## The exercise
Give the count of lines in the data that include the string "name", with no added remarks.

## Entries supplied
- - -

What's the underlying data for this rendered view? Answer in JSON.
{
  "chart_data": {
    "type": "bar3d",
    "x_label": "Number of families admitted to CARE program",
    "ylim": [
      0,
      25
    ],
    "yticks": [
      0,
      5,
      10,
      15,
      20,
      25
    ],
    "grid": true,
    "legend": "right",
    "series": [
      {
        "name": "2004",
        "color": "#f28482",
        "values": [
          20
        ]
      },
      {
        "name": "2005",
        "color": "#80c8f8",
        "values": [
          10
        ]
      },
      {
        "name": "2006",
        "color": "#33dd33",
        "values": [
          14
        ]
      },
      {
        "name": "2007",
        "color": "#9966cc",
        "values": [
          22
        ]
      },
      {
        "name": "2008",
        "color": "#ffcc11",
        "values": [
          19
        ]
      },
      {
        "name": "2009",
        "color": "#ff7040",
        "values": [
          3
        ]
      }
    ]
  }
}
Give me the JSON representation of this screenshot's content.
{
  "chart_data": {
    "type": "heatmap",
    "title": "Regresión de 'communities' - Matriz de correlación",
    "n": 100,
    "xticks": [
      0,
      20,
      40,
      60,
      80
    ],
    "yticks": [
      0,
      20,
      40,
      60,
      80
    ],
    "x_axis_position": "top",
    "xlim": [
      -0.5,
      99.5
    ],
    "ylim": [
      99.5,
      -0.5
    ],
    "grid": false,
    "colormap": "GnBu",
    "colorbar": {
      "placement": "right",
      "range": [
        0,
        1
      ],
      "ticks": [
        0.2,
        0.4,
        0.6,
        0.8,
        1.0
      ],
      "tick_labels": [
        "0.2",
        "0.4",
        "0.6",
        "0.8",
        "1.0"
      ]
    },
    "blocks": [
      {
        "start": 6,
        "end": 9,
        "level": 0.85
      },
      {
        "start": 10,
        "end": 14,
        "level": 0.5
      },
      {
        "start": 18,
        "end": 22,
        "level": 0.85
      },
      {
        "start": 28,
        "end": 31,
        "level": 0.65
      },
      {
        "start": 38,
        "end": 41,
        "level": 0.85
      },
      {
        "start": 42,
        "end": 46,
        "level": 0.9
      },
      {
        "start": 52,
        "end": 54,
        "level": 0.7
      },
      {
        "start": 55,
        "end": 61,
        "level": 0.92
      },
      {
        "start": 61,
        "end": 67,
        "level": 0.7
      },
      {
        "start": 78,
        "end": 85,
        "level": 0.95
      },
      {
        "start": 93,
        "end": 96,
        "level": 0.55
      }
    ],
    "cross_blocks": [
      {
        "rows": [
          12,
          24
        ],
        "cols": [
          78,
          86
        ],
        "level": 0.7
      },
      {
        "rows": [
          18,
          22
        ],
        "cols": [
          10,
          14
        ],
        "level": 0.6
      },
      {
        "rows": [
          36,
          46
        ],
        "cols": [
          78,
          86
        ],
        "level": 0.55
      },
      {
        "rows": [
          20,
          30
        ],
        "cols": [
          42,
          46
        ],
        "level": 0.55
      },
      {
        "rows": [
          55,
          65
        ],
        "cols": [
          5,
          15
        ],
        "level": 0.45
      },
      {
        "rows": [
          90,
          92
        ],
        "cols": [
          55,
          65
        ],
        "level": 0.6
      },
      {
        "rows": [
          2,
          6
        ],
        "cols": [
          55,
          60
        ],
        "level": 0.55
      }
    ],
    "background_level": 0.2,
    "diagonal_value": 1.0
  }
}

- - -

## Exercise solution
6